--- Problem statement ---
Reproduce every line in the listing that contains the word "less".

— BEGIN The records —

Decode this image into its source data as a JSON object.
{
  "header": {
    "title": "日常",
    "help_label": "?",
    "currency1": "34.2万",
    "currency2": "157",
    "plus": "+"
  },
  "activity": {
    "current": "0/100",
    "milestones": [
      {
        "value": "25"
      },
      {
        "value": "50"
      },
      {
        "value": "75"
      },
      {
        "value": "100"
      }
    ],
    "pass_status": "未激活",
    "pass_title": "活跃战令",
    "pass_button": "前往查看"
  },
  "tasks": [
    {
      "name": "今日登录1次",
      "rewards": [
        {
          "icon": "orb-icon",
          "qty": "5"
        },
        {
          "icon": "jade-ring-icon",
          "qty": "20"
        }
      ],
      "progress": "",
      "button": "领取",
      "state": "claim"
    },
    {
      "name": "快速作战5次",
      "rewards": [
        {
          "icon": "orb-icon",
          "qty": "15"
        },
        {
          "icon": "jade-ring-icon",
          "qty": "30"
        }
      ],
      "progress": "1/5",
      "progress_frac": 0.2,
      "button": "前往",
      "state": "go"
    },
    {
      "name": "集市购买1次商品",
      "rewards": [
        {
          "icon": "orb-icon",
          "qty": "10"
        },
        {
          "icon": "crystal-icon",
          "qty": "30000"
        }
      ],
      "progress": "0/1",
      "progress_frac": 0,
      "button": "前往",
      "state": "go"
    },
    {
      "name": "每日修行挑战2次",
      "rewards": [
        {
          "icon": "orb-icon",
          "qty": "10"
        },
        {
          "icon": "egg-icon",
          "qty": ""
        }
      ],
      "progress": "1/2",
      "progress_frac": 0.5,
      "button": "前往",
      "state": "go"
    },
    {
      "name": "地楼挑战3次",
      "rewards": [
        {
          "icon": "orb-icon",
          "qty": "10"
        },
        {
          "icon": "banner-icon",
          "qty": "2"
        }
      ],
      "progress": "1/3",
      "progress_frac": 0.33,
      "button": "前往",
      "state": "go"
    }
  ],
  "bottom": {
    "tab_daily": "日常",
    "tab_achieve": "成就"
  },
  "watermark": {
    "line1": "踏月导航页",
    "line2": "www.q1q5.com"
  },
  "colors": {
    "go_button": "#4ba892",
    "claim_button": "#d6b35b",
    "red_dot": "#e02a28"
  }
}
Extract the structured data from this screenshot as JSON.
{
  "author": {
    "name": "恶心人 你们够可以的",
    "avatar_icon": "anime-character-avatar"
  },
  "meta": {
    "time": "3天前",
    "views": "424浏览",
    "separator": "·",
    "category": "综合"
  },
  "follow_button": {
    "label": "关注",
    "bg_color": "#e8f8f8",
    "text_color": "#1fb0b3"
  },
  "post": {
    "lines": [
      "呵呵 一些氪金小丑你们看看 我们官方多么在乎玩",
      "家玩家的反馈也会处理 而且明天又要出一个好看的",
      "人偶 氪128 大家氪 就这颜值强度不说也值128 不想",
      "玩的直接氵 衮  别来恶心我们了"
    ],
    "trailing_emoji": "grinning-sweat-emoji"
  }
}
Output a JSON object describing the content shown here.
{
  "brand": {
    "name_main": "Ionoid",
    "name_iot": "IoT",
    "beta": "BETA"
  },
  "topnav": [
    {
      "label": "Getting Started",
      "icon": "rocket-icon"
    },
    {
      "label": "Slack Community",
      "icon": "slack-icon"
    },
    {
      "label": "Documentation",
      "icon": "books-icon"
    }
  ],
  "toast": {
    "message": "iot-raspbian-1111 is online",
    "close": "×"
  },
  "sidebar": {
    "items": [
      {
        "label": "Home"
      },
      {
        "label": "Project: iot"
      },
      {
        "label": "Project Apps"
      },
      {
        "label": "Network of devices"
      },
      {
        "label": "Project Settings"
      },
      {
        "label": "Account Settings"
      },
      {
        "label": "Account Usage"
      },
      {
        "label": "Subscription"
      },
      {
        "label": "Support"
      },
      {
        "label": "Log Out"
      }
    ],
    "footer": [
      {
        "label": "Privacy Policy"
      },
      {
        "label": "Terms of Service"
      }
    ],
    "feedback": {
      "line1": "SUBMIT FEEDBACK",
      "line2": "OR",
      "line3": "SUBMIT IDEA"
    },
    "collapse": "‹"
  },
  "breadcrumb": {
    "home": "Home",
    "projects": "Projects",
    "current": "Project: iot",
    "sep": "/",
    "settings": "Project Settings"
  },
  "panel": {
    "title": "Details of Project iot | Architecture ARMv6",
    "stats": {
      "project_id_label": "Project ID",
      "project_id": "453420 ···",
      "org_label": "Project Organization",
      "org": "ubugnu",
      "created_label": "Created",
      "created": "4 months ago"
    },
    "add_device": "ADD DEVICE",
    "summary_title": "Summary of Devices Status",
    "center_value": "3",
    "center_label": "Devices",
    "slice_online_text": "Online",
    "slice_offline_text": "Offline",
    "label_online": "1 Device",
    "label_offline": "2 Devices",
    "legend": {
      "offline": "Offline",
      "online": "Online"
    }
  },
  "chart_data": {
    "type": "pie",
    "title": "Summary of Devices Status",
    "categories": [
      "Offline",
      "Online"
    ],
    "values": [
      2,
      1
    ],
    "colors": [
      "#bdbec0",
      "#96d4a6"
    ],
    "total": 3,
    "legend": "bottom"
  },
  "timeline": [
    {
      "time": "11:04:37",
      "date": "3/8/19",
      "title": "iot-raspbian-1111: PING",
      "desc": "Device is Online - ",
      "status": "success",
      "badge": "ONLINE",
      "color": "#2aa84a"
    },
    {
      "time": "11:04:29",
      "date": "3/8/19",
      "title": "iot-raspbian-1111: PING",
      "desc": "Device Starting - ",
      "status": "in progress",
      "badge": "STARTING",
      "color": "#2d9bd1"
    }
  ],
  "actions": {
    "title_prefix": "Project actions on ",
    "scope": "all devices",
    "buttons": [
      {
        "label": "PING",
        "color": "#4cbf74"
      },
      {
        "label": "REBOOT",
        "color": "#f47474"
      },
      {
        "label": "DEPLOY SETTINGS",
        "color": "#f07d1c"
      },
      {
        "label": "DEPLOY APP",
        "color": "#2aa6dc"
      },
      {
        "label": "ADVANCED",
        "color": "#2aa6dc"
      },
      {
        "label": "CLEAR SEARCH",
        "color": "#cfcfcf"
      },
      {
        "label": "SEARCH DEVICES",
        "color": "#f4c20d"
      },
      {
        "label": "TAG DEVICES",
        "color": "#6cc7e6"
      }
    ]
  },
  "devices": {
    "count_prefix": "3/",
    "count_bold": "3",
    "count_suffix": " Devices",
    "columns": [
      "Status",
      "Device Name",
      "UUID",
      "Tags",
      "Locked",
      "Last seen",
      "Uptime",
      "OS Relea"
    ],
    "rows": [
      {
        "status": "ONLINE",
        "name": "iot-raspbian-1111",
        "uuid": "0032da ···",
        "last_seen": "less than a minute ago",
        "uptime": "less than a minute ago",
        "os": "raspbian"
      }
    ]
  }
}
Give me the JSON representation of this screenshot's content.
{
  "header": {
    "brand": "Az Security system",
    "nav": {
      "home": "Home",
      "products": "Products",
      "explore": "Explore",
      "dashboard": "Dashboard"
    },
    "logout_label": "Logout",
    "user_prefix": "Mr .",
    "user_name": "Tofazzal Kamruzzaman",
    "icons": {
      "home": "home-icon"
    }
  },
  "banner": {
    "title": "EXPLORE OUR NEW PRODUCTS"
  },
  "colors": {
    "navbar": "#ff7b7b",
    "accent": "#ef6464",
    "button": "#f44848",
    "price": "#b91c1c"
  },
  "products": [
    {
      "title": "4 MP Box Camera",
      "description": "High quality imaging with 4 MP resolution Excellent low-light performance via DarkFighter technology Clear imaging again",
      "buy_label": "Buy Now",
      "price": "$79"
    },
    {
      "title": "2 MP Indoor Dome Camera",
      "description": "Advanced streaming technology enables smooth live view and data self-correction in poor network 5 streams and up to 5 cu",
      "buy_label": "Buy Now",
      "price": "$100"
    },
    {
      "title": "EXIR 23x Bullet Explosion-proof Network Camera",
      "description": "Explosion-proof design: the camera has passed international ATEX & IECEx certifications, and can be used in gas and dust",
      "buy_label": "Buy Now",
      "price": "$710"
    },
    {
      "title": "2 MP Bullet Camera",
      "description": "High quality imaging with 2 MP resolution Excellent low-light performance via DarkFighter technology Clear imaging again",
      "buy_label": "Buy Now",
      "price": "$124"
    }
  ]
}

— END The records —

--- Complete answer ---
        "last_seen": "less than a minute ago",
        "uptime": "less than a minute ago",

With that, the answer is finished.